Figure data in JSON
□ □ □ □ □

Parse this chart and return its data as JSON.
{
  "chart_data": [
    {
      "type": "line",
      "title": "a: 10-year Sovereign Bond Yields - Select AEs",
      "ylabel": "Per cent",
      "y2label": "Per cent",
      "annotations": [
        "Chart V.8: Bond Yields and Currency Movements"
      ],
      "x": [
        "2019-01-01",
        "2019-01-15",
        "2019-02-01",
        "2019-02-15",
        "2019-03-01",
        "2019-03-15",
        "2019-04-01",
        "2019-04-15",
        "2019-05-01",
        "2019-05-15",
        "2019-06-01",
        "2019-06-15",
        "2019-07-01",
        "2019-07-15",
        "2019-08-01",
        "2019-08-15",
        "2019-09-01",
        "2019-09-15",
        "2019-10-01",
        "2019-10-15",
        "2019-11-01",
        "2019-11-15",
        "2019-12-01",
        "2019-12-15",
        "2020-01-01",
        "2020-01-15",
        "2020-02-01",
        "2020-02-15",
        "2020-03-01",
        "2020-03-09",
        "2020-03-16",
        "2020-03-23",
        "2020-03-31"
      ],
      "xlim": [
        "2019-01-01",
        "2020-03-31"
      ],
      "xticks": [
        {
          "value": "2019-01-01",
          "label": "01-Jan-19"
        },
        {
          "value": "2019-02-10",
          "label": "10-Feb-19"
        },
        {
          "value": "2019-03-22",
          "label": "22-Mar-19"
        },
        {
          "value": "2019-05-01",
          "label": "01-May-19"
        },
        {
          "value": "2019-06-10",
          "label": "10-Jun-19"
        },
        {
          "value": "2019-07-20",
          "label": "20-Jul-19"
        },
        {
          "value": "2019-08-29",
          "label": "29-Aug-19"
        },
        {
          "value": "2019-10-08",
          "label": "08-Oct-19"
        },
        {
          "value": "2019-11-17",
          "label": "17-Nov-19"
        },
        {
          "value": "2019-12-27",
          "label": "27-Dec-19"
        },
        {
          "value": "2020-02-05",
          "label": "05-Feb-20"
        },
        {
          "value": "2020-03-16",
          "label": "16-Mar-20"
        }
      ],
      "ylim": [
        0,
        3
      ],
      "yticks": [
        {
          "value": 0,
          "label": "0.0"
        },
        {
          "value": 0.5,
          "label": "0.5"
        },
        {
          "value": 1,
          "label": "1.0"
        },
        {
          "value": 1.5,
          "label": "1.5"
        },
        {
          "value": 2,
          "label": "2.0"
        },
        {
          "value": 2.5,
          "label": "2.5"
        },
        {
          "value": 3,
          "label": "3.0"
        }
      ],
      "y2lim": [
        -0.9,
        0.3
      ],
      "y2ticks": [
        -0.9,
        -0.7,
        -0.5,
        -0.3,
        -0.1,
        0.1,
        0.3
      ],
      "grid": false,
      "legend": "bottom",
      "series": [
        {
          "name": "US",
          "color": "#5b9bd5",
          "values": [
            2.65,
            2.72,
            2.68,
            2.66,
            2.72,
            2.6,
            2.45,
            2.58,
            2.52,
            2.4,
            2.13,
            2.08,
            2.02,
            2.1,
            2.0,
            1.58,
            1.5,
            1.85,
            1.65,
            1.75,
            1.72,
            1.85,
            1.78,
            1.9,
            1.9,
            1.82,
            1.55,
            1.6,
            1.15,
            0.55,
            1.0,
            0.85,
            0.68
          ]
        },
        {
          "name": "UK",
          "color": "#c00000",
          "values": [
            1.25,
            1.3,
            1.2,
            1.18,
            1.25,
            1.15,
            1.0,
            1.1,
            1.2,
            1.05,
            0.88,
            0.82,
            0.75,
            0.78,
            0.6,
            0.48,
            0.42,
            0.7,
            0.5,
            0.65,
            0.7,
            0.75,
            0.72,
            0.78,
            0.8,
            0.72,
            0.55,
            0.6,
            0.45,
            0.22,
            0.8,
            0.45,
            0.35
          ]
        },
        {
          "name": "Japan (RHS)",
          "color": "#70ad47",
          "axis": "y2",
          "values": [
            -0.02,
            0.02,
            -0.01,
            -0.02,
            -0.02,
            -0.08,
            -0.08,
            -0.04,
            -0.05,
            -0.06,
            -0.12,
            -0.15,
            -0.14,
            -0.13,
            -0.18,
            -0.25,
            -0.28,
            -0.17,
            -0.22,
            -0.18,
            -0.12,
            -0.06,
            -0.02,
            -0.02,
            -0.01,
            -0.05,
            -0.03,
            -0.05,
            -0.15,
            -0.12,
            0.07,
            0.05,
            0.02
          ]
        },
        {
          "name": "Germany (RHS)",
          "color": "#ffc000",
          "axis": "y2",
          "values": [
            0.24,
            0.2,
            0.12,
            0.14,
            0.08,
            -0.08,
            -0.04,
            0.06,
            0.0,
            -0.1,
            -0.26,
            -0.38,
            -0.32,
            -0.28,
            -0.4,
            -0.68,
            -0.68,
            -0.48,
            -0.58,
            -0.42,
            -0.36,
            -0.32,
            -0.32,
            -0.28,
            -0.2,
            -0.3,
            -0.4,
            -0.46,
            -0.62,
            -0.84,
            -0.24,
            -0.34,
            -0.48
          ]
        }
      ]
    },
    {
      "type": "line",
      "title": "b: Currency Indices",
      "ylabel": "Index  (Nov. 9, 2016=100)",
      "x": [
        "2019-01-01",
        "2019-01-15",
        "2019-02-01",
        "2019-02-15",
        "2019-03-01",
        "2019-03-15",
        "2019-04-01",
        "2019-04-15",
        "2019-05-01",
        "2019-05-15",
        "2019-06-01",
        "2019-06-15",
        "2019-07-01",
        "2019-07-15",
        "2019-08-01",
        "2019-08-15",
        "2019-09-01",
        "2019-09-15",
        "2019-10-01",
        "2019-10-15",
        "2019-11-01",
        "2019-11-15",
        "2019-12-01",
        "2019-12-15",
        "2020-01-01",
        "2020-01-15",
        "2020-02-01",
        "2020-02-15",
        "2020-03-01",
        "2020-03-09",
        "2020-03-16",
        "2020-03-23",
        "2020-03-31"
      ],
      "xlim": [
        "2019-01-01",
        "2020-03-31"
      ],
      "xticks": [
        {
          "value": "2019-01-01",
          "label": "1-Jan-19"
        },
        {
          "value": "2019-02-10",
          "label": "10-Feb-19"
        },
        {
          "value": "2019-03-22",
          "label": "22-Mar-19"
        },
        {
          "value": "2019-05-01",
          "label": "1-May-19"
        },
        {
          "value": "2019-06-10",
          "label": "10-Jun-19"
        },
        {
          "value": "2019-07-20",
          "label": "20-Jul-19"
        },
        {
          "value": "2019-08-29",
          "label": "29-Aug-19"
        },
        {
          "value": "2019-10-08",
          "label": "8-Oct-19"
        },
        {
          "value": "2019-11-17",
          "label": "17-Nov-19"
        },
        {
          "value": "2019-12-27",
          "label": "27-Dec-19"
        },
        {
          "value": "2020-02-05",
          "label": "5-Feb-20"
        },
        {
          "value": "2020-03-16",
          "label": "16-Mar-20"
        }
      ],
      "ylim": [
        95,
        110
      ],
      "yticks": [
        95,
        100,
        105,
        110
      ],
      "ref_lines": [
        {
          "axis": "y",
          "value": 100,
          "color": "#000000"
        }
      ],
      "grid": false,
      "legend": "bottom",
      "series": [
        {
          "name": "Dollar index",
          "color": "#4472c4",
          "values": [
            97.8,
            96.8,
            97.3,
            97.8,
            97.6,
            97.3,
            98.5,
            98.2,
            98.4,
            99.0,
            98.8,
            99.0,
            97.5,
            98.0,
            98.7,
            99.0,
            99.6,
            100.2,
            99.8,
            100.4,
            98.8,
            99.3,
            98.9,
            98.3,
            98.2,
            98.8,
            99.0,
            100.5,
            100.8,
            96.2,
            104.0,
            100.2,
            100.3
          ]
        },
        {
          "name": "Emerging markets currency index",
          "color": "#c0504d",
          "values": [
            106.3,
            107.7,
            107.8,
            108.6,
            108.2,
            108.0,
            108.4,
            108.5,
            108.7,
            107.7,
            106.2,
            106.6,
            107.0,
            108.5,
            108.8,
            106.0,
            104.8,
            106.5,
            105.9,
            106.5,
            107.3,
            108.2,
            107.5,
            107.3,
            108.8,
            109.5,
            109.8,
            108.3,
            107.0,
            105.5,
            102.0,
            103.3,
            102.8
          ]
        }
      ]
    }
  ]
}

□ □ □ □ □

Which lines include the word "color"? Copy every one of them.

          "color": "#5b9bd5",
          "color": "#c00000",
          "color": "#70ad47",
          "color": "#ffc000",
          "color": "#000000"
          "color": "#4472c4",
          "color": "#c0504d",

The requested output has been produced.